● Written instruction
Lines that hold the word "sjukvård" should be located and copied.

● Supplied information
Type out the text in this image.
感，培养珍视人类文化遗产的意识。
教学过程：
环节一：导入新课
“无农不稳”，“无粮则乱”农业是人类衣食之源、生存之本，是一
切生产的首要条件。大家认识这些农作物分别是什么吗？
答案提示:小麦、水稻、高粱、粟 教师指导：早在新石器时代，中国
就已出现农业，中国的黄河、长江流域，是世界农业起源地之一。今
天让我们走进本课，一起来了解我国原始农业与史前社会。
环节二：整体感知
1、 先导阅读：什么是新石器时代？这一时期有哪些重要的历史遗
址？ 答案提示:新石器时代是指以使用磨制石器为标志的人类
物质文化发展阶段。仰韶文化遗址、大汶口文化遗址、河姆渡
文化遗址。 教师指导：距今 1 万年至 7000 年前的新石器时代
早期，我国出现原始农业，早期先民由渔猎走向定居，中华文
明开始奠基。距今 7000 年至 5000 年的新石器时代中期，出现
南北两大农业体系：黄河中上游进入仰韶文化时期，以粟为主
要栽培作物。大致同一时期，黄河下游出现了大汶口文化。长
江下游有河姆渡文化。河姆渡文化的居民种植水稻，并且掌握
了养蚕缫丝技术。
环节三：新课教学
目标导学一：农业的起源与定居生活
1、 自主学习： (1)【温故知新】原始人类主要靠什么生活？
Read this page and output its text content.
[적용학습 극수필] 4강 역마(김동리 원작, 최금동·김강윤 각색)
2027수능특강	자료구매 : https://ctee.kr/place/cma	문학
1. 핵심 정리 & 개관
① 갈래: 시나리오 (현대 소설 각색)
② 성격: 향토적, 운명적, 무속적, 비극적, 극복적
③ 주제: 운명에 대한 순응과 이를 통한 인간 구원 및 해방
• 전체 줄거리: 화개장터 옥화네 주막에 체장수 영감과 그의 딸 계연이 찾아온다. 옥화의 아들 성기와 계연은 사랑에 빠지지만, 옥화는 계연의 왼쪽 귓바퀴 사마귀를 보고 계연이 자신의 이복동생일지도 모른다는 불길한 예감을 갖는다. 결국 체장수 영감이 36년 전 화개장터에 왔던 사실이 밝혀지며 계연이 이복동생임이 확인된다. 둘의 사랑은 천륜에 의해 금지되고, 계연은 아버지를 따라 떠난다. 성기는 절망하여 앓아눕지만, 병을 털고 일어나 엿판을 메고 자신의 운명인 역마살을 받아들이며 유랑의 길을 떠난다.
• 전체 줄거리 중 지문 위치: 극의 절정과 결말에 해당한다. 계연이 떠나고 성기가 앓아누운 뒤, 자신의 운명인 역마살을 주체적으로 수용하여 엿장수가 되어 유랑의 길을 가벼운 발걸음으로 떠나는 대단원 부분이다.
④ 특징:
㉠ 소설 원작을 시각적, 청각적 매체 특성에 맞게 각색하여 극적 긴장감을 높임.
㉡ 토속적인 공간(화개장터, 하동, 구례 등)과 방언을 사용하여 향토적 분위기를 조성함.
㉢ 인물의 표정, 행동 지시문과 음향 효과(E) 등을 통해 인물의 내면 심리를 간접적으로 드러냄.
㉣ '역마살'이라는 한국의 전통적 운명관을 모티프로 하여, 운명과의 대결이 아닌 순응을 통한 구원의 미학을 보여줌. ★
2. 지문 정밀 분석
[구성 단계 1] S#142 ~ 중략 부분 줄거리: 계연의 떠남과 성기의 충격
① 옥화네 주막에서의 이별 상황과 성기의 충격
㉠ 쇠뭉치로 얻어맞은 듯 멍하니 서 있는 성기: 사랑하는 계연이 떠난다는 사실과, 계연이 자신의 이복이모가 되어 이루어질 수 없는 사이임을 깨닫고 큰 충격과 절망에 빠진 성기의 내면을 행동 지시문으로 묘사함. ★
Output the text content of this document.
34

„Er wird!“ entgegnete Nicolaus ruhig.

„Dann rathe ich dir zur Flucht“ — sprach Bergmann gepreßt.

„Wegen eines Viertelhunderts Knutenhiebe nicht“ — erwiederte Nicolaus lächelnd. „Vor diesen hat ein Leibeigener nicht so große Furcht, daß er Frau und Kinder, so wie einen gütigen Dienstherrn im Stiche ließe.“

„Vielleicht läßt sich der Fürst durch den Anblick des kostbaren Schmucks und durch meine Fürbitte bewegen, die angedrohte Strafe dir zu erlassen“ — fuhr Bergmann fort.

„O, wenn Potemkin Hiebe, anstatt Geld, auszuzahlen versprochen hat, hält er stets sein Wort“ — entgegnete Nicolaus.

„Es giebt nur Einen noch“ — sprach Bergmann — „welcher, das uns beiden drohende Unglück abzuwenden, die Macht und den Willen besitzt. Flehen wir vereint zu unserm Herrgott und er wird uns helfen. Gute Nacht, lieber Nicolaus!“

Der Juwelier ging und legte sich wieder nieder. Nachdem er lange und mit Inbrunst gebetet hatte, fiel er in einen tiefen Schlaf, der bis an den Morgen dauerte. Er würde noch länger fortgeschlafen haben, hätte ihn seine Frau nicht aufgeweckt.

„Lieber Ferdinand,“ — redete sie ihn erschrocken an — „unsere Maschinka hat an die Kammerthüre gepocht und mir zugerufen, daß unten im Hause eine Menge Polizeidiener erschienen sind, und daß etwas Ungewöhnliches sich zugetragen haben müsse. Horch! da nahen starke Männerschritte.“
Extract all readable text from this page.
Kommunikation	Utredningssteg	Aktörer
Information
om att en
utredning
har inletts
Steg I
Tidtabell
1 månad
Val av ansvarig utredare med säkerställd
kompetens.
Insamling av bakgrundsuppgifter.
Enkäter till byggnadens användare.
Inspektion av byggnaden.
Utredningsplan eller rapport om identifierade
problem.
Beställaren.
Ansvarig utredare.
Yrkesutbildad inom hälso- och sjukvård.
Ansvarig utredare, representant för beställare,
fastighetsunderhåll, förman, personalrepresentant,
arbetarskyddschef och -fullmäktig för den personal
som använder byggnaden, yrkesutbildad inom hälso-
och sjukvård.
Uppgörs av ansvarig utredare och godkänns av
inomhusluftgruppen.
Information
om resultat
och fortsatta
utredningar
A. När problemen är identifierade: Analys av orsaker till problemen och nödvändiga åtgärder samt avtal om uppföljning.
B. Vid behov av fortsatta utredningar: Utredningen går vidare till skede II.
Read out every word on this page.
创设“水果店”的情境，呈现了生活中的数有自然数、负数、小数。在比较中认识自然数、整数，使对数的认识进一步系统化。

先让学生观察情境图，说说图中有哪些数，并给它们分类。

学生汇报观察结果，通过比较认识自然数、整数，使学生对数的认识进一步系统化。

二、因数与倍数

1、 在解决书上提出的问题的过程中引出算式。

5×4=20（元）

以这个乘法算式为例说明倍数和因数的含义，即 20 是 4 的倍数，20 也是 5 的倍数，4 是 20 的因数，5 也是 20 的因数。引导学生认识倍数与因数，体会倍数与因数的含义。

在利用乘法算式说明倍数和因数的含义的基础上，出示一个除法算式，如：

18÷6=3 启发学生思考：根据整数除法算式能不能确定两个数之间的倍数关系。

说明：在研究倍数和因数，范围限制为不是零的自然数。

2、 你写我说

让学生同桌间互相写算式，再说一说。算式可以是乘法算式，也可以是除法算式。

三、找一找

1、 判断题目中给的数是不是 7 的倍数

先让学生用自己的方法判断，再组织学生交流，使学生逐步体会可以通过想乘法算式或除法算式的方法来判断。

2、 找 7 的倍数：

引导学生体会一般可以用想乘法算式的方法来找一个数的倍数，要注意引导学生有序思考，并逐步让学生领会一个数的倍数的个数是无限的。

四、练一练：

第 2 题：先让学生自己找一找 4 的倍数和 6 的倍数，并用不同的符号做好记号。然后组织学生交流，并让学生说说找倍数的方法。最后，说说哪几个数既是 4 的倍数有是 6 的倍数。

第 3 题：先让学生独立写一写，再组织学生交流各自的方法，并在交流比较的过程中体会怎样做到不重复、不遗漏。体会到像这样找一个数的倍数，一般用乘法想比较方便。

● Finished answer
Yrkesutbildad inom hälso- och sjukvård.
och sjukvård.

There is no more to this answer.